Exercise materials:

------------------------------------------------------------------------

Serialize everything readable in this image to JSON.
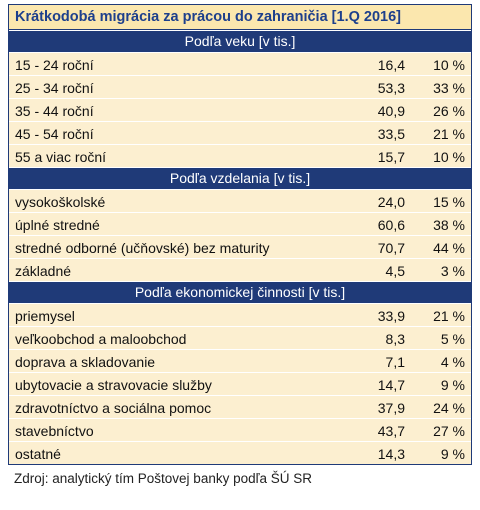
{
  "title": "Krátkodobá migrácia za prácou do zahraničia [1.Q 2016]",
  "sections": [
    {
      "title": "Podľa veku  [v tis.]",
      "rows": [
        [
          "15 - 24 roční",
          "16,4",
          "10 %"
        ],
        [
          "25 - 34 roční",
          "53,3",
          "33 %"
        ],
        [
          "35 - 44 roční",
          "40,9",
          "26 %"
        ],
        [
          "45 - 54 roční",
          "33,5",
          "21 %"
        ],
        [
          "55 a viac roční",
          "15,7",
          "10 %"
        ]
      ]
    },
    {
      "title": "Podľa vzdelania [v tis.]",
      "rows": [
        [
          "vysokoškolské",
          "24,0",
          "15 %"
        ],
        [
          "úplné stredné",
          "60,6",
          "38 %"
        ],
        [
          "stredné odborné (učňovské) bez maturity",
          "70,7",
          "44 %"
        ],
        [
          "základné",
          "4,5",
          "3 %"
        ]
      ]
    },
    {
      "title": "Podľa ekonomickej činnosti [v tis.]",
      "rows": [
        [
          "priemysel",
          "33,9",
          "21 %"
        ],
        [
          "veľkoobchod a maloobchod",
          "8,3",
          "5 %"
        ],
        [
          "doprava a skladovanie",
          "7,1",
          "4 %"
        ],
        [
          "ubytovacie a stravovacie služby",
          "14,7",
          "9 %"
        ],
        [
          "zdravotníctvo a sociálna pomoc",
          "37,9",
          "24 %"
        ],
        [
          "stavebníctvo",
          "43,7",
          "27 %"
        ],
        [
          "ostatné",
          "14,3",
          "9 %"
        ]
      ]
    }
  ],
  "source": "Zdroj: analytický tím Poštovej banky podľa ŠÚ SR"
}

------------------------------------------------------------------------

Task statement: The records above are to be restated exactly, without their pictures.

The result:
Serialize everything readable in this image to JSON.
{
  "title": "Krátkodobá migrácia za prácou do zahraničia [1.Q 2016]",
  "sections": [
    {
      "title": "Podľa veku  [v tis.]",
      "rows": [
        [
          "15 - 24 roční",
          "16,4",
          "10 %"
        ],
        [
          "25 - 34 roční",
          "53,3",
          "33 %"
        ],
        [
          "35 - 44 roční",
          "40,9",
          "26 %"
        ],
        [
          "45 - 54 roční",
          "33,5",
          "21 %"
        ],
        [
          "55 a viac roční",
          "15,7",
          "10 %"
        ]
      ]
    },
    {
      "title": "Podľa vzdelania [v tis.]",
      "rows": [
        [
          "vysokoškolské",
          "24,0",
          "15 %"
        ],
        [
          "úplné stredné",
          "60,6",
          "38 %"
        ],
        [
          "stredné odborné (učňovské) bez maturity",
          "70,7",
          "44 %"
        ],
        [
          "základné",
          "4,5",
          "3 %"
        ]
      ]
    },
    {
      "title": "Podľa ekonomickej činnosti [v tis.]",
      "rows": [
        [
          "priemysel",
          "33,9",
          "21 %"
        ],
        [
          "veľkoobchod a maloobchod",
          "8,3",
          "5 %"
        ],
        [
          "doprava a skladovanie",
          "7,1",
          "4 %"
        ],
        [
          "ubytovacie a stravovacie služby",
          "14,7",
          "9 %"
        ],
        [
          "zdravotníctvo a sociálna pomoc",
          "37,9",
          "24 %"
        ],
        [
          "stavebníctvo",
          "43,7",
          "27 %"
        ],
        [
          "ostatné",
          "14,3",
          "9 %"
        ]
      ]
    }
  ],
  "source": "Zdroj: analytický tím Poštovej banky podľa ŠÚ SR"
}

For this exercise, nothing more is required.